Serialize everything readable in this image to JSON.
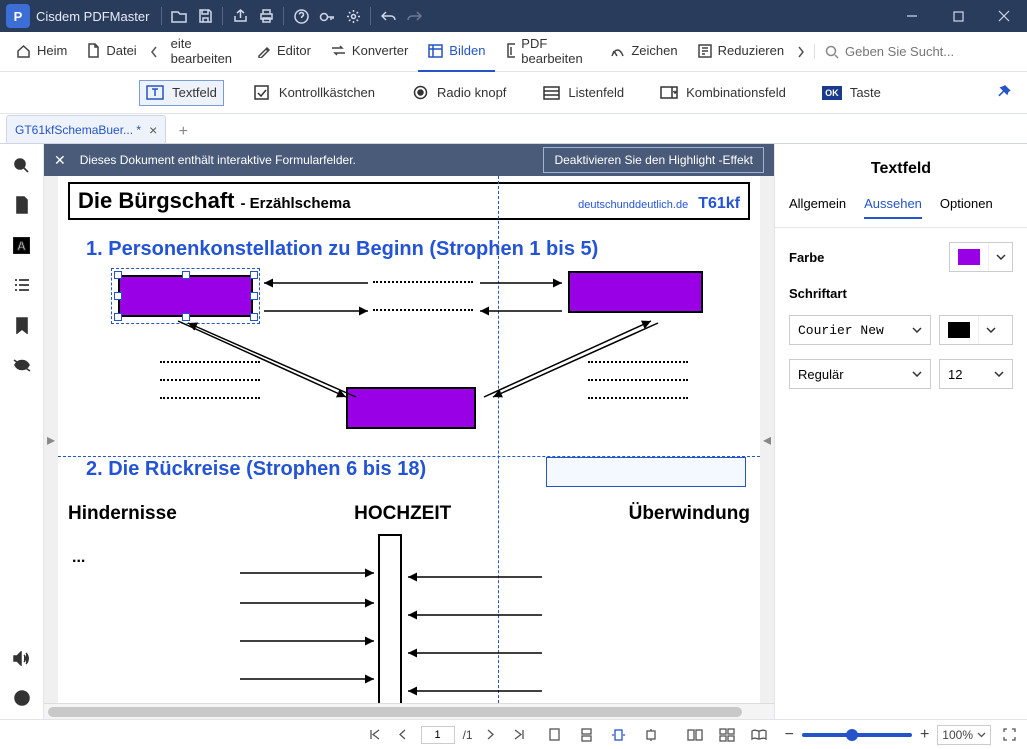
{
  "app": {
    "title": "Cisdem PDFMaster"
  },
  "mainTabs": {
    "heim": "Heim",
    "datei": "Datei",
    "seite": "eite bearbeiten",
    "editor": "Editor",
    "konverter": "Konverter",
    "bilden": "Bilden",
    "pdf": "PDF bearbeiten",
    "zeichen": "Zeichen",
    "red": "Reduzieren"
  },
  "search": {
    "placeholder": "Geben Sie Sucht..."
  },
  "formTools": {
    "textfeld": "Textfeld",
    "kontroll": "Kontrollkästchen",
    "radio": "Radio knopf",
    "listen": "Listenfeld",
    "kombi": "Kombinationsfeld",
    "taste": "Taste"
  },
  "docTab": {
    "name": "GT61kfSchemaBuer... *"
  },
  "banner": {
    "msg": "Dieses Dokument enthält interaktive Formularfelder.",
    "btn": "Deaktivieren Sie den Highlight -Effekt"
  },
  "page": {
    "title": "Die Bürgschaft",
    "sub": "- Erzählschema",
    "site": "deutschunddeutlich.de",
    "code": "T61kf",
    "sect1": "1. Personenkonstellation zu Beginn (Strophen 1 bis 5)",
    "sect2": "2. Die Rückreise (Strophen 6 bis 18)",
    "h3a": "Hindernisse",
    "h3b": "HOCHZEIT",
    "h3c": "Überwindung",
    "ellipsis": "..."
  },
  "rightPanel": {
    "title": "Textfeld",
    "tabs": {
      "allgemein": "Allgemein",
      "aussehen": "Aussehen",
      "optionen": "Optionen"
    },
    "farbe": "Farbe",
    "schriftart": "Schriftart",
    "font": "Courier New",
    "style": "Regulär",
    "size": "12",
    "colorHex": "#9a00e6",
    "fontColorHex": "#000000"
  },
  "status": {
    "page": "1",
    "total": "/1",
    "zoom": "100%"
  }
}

***

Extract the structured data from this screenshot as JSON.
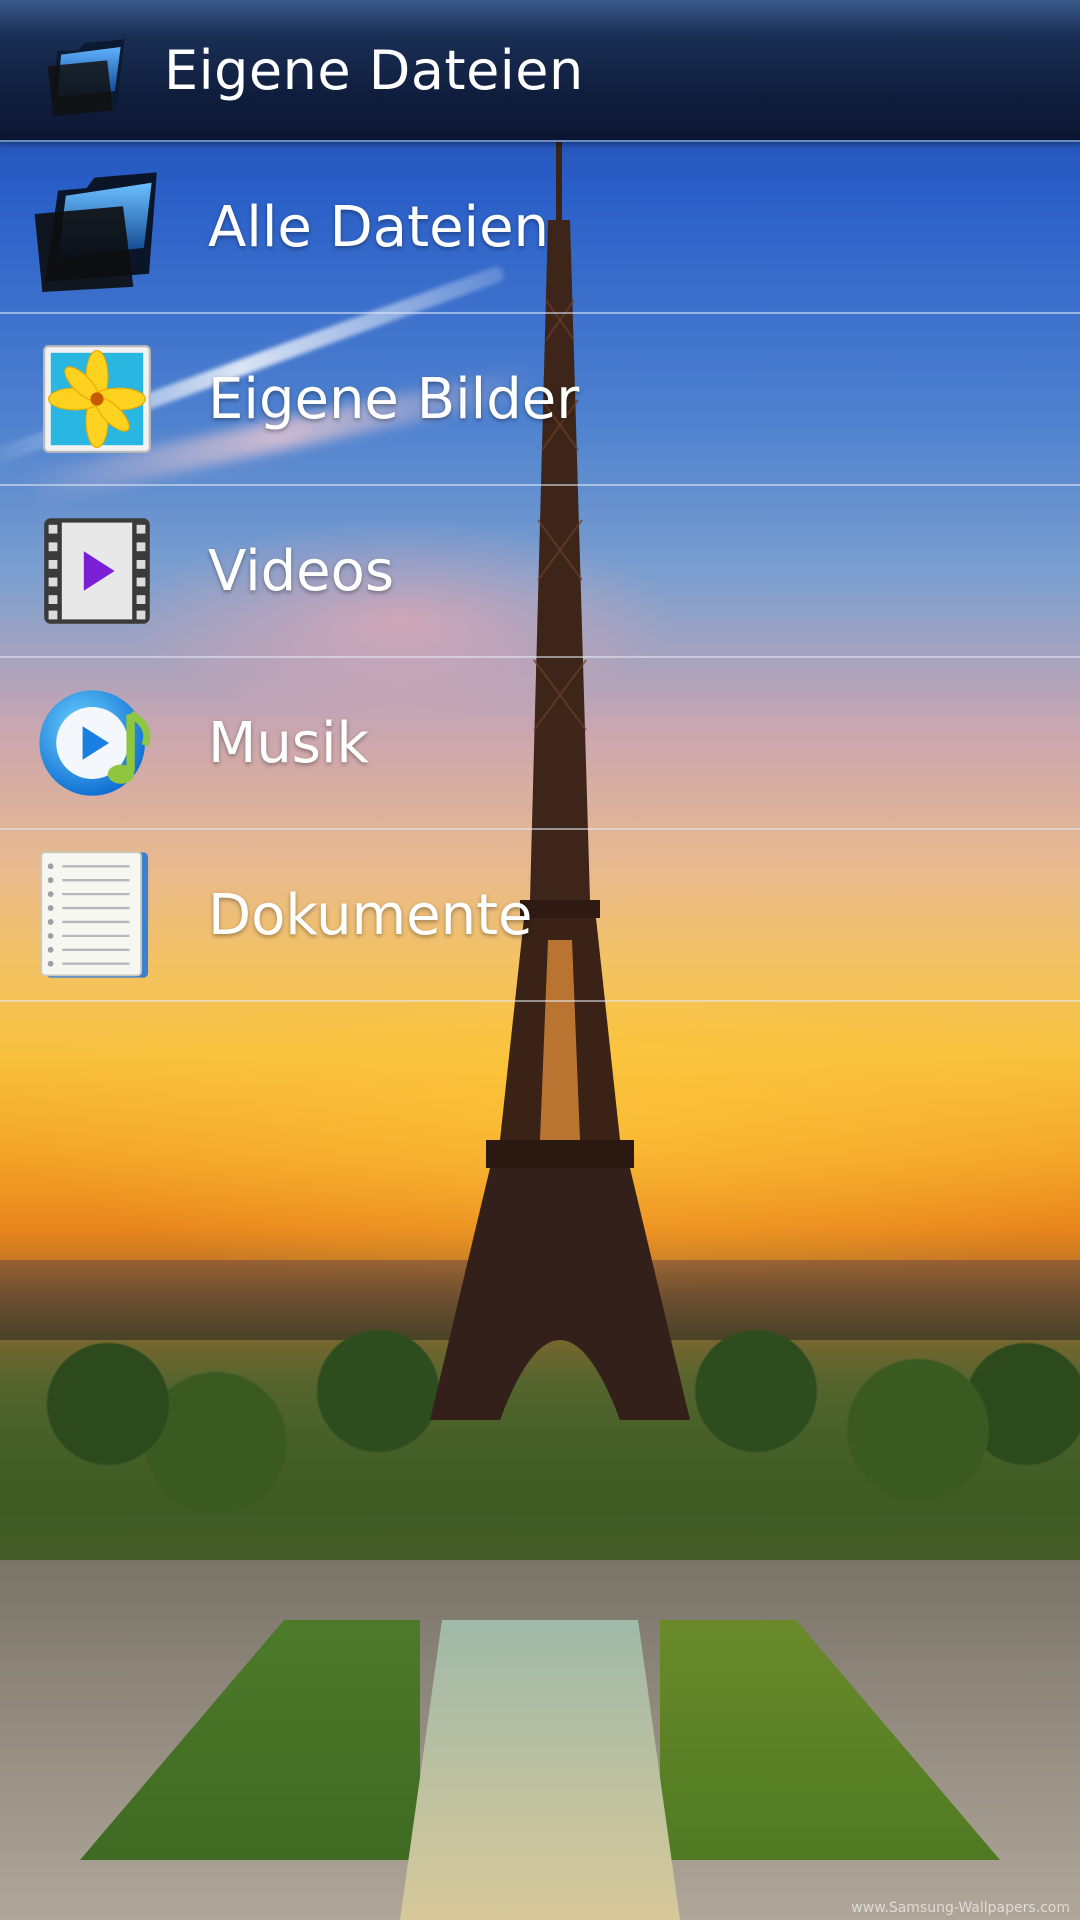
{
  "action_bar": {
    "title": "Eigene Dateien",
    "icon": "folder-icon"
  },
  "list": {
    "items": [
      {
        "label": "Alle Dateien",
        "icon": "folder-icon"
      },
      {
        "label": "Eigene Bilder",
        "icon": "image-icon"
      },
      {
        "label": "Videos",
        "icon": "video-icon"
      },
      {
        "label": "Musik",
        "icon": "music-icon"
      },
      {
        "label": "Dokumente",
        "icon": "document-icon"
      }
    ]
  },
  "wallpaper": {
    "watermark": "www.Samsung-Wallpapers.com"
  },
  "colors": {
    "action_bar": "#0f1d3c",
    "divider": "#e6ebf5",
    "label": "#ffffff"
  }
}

***

JOB: Every line in the data that holds "Dateien" should be copied out.

WRITTEN ANSWER:
    "title": "Eigene Dateien",
        "label": "Alle Dateien",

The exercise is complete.